# AIM OF THE EXERCISE
From the data that follows, copy every line holding the string "start".

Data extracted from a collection

◆ ◆ ◆

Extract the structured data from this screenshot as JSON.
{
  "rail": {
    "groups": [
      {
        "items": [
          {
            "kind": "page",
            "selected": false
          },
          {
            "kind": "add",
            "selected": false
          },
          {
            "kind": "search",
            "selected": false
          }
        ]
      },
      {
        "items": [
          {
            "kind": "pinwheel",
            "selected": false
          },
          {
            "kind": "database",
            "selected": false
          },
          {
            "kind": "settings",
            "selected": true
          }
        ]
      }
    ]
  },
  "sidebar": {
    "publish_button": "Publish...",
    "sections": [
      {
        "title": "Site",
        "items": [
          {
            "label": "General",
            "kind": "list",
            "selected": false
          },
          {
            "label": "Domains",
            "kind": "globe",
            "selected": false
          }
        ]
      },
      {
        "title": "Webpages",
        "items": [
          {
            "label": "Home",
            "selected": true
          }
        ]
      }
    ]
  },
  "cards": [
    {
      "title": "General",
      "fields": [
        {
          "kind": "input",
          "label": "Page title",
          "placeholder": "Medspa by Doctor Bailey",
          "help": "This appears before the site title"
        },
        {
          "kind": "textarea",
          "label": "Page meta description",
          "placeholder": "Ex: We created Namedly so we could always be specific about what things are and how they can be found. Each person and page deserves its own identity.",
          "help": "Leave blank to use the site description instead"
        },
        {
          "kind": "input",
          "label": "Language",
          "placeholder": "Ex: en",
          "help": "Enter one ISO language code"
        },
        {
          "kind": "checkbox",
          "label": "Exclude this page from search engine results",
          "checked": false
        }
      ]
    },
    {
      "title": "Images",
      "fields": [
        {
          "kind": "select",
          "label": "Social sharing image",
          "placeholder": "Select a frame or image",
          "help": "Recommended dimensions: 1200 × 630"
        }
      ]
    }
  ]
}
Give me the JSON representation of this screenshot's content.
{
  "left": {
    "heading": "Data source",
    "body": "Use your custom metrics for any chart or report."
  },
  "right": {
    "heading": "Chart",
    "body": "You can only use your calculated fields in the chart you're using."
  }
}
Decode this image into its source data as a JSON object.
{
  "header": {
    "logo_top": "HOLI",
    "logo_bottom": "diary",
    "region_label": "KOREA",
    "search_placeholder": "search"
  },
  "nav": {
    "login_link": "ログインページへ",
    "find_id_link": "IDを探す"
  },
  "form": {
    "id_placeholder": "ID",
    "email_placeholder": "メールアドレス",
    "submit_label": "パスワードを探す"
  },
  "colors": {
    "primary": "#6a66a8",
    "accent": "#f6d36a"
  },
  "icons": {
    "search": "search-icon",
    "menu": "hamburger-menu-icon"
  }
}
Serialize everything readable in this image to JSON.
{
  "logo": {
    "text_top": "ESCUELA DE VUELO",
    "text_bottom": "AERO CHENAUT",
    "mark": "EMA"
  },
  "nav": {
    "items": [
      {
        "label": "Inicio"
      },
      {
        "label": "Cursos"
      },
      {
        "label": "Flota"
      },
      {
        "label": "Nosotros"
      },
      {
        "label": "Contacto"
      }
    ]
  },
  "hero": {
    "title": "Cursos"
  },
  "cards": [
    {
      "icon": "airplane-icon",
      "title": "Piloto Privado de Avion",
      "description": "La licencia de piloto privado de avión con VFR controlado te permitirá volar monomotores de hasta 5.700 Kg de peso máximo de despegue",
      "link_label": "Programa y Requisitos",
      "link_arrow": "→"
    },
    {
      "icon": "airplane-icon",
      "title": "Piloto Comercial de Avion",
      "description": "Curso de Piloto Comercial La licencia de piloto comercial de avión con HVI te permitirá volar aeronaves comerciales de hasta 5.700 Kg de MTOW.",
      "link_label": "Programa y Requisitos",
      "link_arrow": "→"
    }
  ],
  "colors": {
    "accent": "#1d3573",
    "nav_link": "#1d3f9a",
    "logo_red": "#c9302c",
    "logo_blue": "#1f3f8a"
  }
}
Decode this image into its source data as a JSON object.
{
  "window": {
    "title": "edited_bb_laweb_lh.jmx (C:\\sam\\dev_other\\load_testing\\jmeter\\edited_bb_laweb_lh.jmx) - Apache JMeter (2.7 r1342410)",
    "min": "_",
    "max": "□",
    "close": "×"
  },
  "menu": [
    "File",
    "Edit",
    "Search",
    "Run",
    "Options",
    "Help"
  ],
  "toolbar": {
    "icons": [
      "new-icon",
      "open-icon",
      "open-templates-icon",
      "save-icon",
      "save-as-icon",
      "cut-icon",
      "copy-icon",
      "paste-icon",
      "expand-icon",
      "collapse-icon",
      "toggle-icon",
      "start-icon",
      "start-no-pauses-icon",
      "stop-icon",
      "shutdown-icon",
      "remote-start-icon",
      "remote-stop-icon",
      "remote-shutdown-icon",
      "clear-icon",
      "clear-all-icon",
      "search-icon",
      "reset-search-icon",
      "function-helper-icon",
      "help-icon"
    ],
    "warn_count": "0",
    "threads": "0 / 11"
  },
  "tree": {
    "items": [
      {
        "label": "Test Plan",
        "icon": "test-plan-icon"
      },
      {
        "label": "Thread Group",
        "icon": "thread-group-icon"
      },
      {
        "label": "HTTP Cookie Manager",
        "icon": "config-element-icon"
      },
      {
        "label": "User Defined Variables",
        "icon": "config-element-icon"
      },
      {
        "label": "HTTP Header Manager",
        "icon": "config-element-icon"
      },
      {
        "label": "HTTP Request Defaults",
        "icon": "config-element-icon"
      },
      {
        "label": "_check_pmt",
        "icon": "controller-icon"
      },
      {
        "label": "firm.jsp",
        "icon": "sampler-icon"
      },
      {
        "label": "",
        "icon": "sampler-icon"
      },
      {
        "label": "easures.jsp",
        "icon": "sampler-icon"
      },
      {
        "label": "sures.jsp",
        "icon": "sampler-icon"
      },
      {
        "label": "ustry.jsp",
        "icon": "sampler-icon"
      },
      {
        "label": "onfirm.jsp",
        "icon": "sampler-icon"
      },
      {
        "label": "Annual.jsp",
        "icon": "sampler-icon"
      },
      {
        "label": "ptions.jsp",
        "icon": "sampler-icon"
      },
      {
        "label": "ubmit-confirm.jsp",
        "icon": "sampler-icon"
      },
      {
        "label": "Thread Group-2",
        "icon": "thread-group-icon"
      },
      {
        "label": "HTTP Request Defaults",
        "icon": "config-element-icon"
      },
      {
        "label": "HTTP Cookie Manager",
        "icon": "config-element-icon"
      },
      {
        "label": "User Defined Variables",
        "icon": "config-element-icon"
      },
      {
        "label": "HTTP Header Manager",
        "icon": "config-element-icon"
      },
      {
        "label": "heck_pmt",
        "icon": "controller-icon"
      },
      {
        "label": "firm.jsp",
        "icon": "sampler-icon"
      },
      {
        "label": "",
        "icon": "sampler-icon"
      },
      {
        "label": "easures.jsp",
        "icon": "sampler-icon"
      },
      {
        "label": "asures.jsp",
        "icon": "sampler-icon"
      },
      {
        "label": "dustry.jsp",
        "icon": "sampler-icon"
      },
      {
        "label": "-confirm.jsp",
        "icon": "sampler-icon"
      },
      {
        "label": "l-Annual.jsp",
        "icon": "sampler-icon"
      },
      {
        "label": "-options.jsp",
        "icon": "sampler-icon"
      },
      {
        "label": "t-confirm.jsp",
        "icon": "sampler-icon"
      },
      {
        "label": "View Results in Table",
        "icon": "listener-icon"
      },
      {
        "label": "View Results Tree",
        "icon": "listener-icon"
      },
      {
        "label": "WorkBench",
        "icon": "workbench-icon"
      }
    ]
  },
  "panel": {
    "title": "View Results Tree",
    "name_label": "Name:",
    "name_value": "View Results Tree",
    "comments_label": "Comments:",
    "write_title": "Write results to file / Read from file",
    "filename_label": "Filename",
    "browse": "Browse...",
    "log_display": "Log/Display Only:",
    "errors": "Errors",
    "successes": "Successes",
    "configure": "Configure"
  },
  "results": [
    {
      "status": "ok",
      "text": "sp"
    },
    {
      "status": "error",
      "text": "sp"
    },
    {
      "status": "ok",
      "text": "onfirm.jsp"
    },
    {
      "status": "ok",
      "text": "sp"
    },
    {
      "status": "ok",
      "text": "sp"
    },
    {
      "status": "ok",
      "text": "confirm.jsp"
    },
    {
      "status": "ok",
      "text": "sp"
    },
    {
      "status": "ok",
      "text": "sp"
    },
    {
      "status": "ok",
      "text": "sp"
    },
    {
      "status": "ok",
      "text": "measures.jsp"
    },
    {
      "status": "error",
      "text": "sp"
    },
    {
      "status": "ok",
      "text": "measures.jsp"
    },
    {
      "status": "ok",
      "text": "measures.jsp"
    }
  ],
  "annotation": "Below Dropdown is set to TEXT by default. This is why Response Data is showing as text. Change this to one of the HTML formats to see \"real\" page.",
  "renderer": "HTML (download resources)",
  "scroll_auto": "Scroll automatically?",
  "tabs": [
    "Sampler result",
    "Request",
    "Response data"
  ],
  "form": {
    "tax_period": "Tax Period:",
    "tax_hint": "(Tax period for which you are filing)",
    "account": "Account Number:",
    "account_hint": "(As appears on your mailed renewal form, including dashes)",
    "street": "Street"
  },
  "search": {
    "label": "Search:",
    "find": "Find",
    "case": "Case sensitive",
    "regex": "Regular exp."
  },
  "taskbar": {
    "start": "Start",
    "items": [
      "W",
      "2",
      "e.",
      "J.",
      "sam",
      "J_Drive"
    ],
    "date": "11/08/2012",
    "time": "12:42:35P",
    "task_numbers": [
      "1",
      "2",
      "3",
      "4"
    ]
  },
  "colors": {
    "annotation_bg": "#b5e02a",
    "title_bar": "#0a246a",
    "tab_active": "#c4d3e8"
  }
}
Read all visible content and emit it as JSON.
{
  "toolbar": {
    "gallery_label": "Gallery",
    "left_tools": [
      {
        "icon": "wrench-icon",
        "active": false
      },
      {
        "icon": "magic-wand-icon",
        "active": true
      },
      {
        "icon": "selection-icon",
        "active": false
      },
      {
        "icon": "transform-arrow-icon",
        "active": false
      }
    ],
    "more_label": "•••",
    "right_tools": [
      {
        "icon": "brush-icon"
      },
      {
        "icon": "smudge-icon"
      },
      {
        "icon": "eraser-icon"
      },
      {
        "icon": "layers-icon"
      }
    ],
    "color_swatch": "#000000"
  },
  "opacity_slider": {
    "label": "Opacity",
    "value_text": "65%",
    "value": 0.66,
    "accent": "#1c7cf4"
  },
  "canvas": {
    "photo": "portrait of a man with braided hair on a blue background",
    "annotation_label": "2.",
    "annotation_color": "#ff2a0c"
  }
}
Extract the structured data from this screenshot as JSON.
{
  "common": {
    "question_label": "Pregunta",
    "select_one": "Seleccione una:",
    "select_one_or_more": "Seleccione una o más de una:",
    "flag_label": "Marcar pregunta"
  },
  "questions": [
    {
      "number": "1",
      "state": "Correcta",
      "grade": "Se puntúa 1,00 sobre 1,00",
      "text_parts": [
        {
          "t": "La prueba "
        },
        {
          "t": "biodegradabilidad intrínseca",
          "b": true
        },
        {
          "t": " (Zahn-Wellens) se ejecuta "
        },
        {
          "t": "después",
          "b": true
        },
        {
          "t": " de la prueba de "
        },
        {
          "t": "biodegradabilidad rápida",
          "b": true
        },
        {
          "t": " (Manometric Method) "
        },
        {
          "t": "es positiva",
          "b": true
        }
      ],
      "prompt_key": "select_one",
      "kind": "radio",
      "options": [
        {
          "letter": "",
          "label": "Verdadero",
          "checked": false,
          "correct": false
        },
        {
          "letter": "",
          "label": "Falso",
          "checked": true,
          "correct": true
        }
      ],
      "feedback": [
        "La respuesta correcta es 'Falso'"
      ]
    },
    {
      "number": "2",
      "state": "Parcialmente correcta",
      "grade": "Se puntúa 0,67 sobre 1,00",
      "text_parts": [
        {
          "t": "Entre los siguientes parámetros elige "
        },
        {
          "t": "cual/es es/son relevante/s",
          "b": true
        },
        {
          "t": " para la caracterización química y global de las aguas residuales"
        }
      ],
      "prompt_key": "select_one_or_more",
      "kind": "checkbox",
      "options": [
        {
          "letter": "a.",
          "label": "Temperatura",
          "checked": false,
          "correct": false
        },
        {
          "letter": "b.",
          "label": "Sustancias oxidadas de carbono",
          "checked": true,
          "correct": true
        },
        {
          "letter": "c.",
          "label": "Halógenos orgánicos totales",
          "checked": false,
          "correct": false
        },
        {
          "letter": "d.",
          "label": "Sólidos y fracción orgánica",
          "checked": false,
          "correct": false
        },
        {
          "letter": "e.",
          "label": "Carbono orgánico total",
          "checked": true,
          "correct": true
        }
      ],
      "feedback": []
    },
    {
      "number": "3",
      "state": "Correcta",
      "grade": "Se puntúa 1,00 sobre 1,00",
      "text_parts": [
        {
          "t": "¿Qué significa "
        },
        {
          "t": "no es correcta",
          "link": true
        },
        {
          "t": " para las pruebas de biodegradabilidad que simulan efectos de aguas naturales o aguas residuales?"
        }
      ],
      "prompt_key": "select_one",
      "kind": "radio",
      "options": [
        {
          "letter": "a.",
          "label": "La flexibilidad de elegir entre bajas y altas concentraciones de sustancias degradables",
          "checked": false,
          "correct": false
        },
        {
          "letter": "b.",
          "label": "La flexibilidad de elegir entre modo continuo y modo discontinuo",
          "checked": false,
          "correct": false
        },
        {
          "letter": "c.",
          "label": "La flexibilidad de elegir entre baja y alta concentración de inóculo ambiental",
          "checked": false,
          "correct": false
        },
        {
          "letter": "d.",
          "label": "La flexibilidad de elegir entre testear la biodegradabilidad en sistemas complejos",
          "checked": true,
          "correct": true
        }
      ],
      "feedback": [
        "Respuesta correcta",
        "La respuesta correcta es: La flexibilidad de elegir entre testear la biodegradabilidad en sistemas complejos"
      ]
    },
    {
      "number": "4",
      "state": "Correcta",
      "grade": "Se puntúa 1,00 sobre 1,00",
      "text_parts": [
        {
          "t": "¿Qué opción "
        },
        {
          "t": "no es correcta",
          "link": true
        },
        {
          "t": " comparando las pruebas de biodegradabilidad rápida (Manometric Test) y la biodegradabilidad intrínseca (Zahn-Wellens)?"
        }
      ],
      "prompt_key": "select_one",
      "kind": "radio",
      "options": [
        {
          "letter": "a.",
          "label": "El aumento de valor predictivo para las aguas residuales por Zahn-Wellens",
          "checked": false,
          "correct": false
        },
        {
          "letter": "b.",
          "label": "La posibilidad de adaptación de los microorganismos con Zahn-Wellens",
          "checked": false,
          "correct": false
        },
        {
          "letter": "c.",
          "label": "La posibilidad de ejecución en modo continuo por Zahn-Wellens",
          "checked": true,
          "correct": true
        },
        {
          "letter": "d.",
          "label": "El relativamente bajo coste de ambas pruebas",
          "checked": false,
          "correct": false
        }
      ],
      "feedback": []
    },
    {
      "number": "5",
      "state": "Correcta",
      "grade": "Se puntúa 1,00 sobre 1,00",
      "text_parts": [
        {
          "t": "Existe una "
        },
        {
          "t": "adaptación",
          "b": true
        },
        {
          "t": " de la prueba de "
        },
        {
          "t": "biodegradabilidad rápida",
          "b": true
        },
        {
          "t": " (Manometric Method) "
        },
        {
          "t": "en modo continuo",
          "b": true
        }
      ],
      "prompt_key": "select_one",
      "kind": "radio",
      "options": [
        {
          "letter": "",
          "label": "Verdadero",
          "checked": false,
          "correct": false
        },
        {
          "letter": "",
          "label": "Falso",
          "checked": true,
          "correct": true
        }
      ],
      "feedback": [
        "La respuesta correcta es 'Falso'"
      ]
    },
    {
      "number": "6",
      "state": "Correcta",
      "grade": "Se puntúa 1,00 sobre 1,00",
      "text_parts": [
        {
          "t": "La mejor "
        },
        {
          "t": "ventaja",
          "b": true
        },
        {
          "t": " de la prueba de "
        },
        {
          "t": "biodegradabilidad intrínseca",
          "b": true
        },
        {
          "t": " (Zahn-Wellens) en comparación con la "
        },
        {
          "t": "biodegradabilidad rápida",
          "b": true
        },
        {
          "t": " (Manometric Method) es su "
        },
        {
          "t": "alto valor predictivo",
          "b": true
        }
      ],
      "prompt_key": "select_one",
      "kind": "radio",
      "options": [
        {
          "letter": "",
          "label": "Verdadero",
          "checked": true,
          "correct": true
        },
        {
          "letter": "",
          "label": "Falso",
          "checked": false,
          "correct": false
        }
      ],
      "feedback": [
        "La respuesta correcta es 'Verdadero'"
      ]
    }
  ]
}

◆ ◆ ◆

# IN RESPONSE
      "start-icon",
      "start-no-pauses-icon",
      "remote-start-icon",
    "start": "Start",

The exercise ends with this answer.